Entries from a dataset
---------------

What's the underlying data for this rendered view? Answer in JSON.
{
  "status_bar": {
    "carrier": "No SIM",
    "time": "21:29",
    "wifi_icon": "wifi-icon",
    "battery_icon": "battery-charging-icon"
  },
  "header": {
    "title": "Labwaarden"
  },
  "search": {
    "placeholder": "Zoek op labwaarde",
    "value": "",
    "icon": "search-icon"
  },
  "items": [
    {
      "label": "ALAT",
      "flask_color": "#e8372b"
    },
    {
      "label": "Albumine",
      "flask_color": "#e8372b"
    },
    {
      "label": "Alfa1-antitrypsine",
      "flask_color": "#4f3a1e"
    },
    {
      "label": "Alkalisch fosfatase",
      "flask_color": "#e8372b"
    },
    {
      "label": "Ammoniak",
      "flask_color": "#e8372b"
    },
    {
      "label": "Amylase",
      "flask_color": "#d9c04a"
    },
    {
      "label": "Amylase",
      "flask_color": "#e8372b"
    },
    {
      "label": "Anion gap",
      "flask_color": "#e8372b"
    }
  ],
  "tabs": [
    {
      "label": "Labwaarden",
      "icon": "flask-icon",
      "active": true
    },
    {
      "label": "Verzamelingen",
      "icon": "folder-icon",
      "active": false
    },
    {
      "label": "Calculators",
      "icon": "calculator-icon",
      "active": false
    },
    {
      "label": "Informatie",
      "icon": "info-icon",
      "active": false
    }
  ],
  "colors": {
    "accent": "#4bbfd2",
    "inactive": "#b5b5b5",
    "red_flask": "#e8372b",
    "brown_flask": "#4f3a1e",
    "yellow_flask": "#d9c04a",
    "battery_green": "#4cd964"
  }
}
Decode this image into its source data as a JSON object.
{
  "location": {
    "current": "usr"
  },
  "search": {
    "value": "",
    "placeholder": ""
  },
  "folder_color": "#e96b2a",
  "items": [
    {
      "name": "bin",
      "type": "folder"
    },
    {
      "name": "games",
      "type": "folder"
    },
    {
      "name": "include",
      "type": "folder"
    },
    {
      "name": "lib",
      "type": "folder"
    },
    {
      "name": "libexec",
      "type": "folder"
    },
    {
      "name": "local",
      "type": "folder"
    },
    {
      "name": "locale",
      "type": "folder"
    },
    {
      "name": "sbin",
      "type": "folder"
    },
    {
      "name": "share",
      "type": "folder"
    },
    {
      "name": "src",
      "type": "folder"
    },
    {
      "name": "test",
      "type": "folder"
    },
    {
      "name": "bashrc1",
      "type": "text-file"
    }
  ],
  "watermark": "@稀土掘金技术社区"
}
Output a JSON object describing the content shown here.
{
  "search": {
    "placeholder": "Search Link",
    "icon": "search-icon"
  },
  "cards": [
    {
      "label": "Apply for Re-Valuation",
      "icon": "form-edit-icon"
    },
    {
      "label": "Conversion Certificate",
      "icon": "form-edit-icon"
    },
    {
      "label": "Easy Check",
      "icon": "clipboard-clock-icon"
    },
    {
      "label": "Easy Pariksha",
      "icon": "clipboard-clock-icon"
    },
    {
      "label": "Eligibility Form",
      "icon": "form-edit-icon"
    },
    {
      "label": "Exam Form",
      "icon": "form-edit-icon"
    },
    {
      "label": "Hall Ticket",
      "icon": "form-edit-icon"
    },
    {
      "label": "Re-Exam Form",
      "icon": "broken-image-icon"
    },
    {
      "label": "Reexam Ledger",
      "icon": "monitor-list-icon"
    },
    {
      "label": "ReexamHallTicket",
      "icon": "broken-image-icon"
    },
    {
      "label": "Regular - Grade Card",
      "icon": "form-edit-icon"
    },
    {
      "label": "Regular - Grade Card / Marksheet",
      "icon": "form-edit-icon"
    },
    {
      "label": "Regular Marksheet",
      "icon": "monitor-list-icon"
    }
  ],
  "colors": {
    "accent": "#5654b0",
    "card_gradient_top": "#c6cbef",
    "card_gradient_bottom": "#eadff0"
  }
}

---------------

GIVEN REQUEST: Locate and copy each line in the data above that includes the word "Labwaarden".

RESPONSE TO THE TASK:
    "title": "Labwaarden"
      "label": "Labwaarden",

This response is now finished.